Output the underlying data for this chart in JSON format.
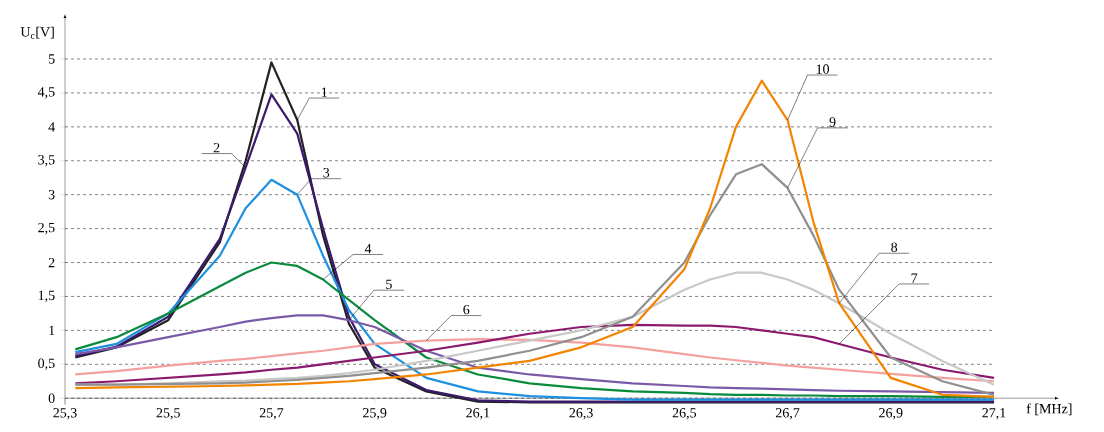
{
  "chart_data": {
    "type": "line",
    "xlabel": "f [MHz]",
    "ylabel": "U$_{c}$[V]",
    "x": [
      25.32,
      25.4,
      25.5,
      25.6,
      25.65,
      25.7,
      25.75,
      25.8,
      25.85,
      25.9,
      26.0,
      26.1,
      26.2,
      26.3,
      26.4,
      26.5,
      26.55,
      26.6,
      26.65,
      26.7,
      26.75,
      26.8,
      26.9,
      27.0,
      27.1
    ],
    "series": [
      {
        "name": "1",
        "color": "#222222",
        "values": [
          0.6,
          0.75,
          1.15,
          2.3,
          3.5,
          4.95,
          4.1,
          2.4,
          1.1,
          0.45,
          0.1,
          -0.05,
          -0.06,
          -0.06,
          -0.06,
          -0.06,
          -0.06,
          -0.06,
          -0.06,
          -0.06,
          -0.06,
          -0.06,
          -0.06,
          -0.06,
          -0.06
        ]
      },
      {
        "name": "2",
        "color": "#3b1a6e",
        "values": [
          0.62,
          0.76,
          1.2,
          2.35,
          3.4,
          4.48,
          3.9,
          2.5,
          1.2,
          0.5,
          0.12,
          -0.03,
          -0.05,
          -0.05,
          -0.05,
          -0.05,
          -0.05,
          -0.05,
          -0.05,
          -0.05,
          -0.05,
          -0.05,
          -0.05,
          -0.05,
          -0.05
        ]
      },
      {
        "name": "3",
        "color": "#1e90e0",
        "values": [
          0.68,
          0.8,
          1.25,
          2.1,
          2.8,
          3.22,
          3.0,
          2.1,
          1.3,
          0.8,
          0.3,
          0.1,
          0.03,
          0.0,
          -0.02,
          -0.02,
          -0.02,
          -0.02,
          -0.02,
          -0.02,
          -0.02,
          -0.02,
          -0.02,
          -0.02,
          -0.02
        ]
      },
      {
        "name": "4",
        "color": "#0a8a3c",
        "values": [
          0.72,
          0.9,
          1.25,
          1.65,
          1.85,
          2.0,
          1.95,
          1.75,
          1.45,
          1.15,
          0.6,
          0.35,
          0.22,
          0.15,
          0.1,
          0.08,
          0.06,
          0.05,
          0.05,
          0.04,
          0.04,
          0.03,
          0.03,
          0.02,
          0.02
        ]
      },
      {
        "name": "5",
        "color": "#7a5aa8",
        "values": [
          0.65,
          0.75,
          0.9,
          1.05,
          1.13,
          1.18,
          1.22,
          1.22,
          1.15,
          1.05,
          0.7,
          0.45,
          0.35,
          0.28,
          0.22,
          0.18,
          0.16,
          0.15,
          0.14,
          0.13,
          0.12,
          0.11,
          0.1,
          0.09,
          0.08
        ]
      },
      {
        "name": "6",
        "color": "#f4a09c",
        "values": [
          0.35,
          0.4,
          0.48,
          0.55,
          0.58,
          0.62,
          0.66,
          0.7,
          0.75,
          0.8,
          0.85,
          0.87,
          0.86,
          0.82,
          0.75,
          0.65,
          0.6,
          0.56,
          0.52,
          0.48,
          0.45,
          0.42,
          0.36,
          0.3,
          0.25
        ]
      },
      {
        "name": "7",
        "color": "#8b1a6e",
        "values": [
          0.22,
          0.25,
          0.3,
          0.35,
          0.38,
          0.42,
          0.45,
          0.5,
          0.55,
          0.6,
          0.7,
          0.82,
          0.95,
          1.05,
          1.08,
          1.07,
          1.07,
          1.05,
          1.0,
          0.95,
          0.9,
          0.8,
          0.6,
          0.42,
          0.3
        ]
      },
      {
        "name": "8",
        "color": "#c8c8c8",
        "values": [
          0.2,
          0.2,
          0.22,
          0.25,
          0.26,
          0.28,
          0.3,
          0.33,
          0.37,
          0.42,
          0.55,
          0.7,
          0.85,
          1.0,
          1.2,
          1.6,
          1.75,
          1.85,
          1.85,
          1.75,
          1.6,
          1.4,
          0.95,
          0.55,
          0.2
        ]
      },
      {
        "name": "9",
        "color": "#909090",
        "values": [
          0.2,
          0.2,
          0.21,
          0.22,
          0.23,
          0.25,
          0.27,
          0.3,
          0.33,
          0.37,
          0.45,
          0.55,
          0.7,
          0.9,
          1.2,
          2.0,
          2.7,
          3.3,
          3.45,
          3.1,
          2.4,
          1.6,
          0.6,
          0.25,
          0.05
        ]
      },
      {
        "name": "10",
        "color": "#f38400",
        "values": [
          0.15,
          0.16,
          0.17,
          0.18,
          0.19,
          0.2,
          0.21,
          0.23,
          0.25,
          0.28,
          0.35,
          0.45,
          0.55,
          0.75,
          1.05,
          1.9,
          2.8,
          4.0,
          4.68,
          4.1,
          2.6,
          1.4,
          0.3,
          0.05,
          0.02
        ]
      }
    ],
    "xlim": [
      25.3,
      27.1
    ],
    "ylim": [
      -0.1,
      5
    ],
    "xticks": [
      {
        "value": 25.3,
        "label": "25,3"
      },
      {
        "value": 25.5,
        "label": "25,5"
      },
      {
        "value": 25.7,
        "label": "25,7"
      },
      {
        "value": 25.9,
        "label": "25,9"
      },
      {
        "value": 26.1,
        "label": "26,1"
      },
      {
        "value": 26.3,
        "label": "26,3"
      },
      {
        "value": 26.5,
        "label": "26,5"
      },
      {
        "value": 26.7,
        "label": "26,7"
      },
      {
        "value": 26.9,
        "label": "26,9"
      },
      {
        "value": 27.1,
        "label": "27,1"
      }
    ],
    "yticks": [
      0,
      {
        "value": 0.5,
        "label": "0,5"
      },
      1,
      {
        "value": 1.5,
        "label": "1,5"
      },
      2,
      {
        "value": 2.5,
        "label": "2,5"
      },
      3,
      {
        "value": 3.5,
        "label": "3,5"
      },
      4,
      {
        "value": 4.5,
        "label": "4,5"
      },
      5
    ],
    "grid": "y"
  }
}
************
■ Directions for this task
Look through the data above. Copy every line with the string "name" in it.

■ Written reply
        "name": "1",
        "name": "2",
        "name": "3",
        "name": "4",
        "name": "5",
        "name": "6",
        "name": "7",
        "name": "8",
        "name": "9",
        "name": "10",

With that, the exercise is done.